Collected data entries
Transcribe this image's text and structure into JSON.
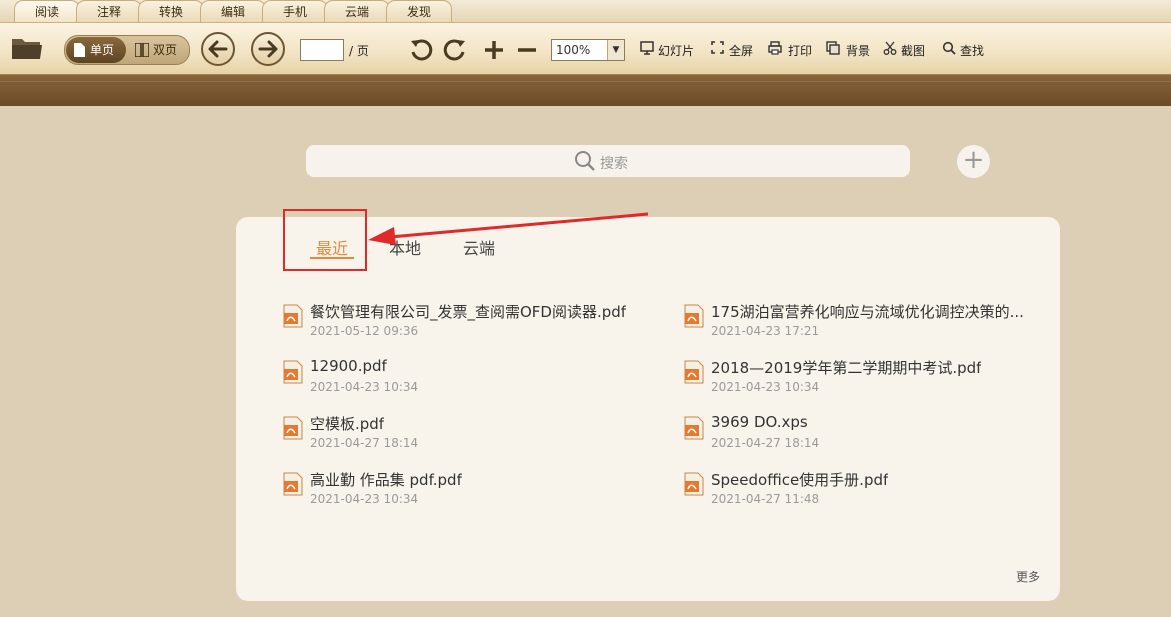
{
  "tabs": [
    "阅读",
    "注释",
    "转换",
    "编辑",
    "手机",
    "云端",
    "发现"
  ],
  "toolbar": {
    "single_page": "单页",
    "double_page": "双页",
    "page_suffix": "/ 页",
    "page_value": "",
    "zoom": "100%",
    "slideshow": "幻灯片",
    "fullscreen": "全屏",
    "print": "打印",
    "background": "背景",
    "screenshot": "截图",
    "find": "查找"
  },
  "search": {
    "placeholder": "搜索"
  },
  "library_tabs": {
    "recent": "最近",
    "local": "本地",
    "cloud": "云端"
  },
  "files": [
    {
      "name": "餐饮管理有限公司_发票_查阅需OFD阅读器.pdf",
      "date": "2021-05-12 09:36"
    },
    {
      "name": "175湖泊富营养化响应与流域优化调控决策的...",
      "date": "2021-04-23 17:21"
    },
    {
      "name": "12900.pdf",
      "date": "2021-04-23 10:34"
    },
    {
      "name": "2018—2019学年第二学期期中考试.pdf",
      "date": "2021-04-23 10:34"
    },
    {
      "name": "空模板.pdf",
      "date": "2021-04-27 18:14"
    },
    {
      "name": "3969 DO.xps",
      "date": "2021-04-27 18:14"
    },
    {
      "name": "高业勤 作品集 pdf.pdf",
      "date": "2021-04-23 10:34"
    },
    {
      "name": "Speedoffice使用手册.pdf",
      "date": "2021-04-27 11:48"
    }
  ],
  "more": "更多",
  "colors": {
    "accent": "#e8873b",
    "highlight": "#e02a2a",
    "band": "#6b4c27"
  },
  "icons": [
    "folder-icon",
    "undo-icon",
    "redo-icon",
    "zoom-in-icon",
    "zoom-out-icon",
    "slideshow-icon",
    "fullscreen-icon",
    "print-icon",
    "background-icon",
    "screenshot-icon",
    "search-icon",
    "add-icon",
    "pdf-file-icon"
  ]
}
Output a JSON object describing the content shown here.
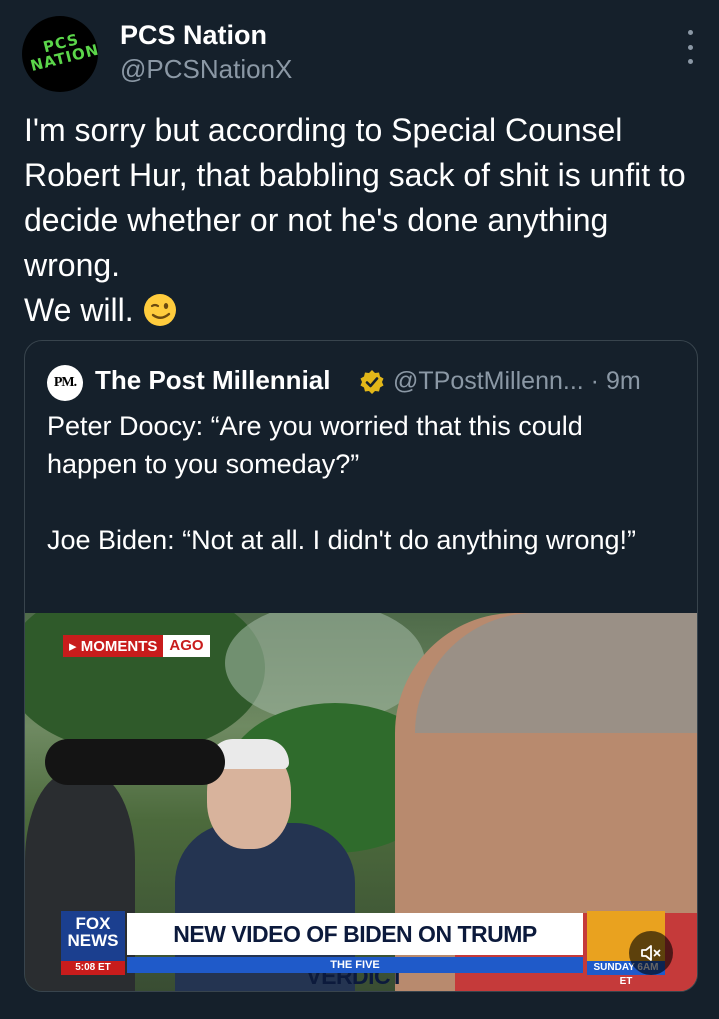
{
  "author": {
    "logo_text": "PCS NATION",
    "name": "PCS Nation",
    "handle": "@PCSNationX"
  },
  "tweet": {
    "text": "I'm sorry but according to Special Counsel Robert Hur, that babbling sack of shit is unfit to decide whether or not he's done anything wrong.\nWe will.",
    "emoji": "winking-face"
  },
  "quoted": {
    "avatar_text": "PM.",
    "name": "The Post Millennial",
    "handle": "@TPostMillenn...",
    "time": "· 9m",
    "paragraphs": [
      "Peter Doocy: “Are you worried that this could happen to you someday?”",
      "Joe Biden: “Not at all. I didn't do anything wrong!”"
    ]
  },
  "video": {
    "moments_a": "▸ MOMENTS",
    "moments_b": "AGO",
    "network": "FOX NEWS",
    "clock": "5:08 ET",
    "headline": "NEW VIDEO OF BIDEN ON TRUMP VERDICT",
    "show": "THE FIVE",
    "promo": "SUNDAY 6AM ET",
    "mute_icon": "speaker-muted-icon"
  },
  "colors": {
    "background": "#15202b",
    "text": "#e7e9ea",
    "secondary": "#8b98a5",
    "border": "#38444d",
    "verified_gold": "#e2b719"
  }
}
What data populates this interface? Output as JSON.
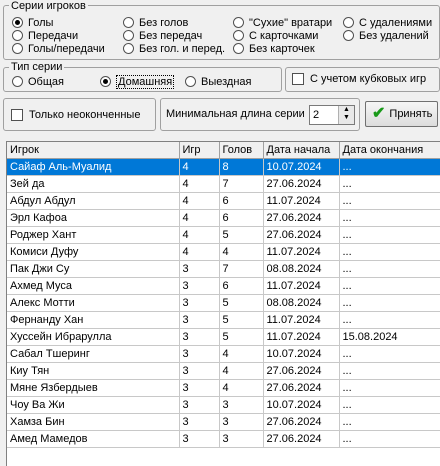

PROBLEM DETAILS ::
Show every line of the records above that contains the word "name".

EXERCISE RESULT ::
      "name": "餐饮管理有限公司_发票_查阅需OFD阅读器.pdf",
      "name": "175湖泊富营养化响应与流域优化调控决策的...",
      "name": "12900.pdf",
      "name": "2018—2019学年第二学期期中考试.pdf",
      "name": "空模板.pdf",
      "name": "3969 DO.xps",
      "name": "高业勤 作品集 pdf.pdf",
      "name": "Speedoffice使用手册.pdf",
    "name": "PCS Nation",
    "name": "The Post Millennial",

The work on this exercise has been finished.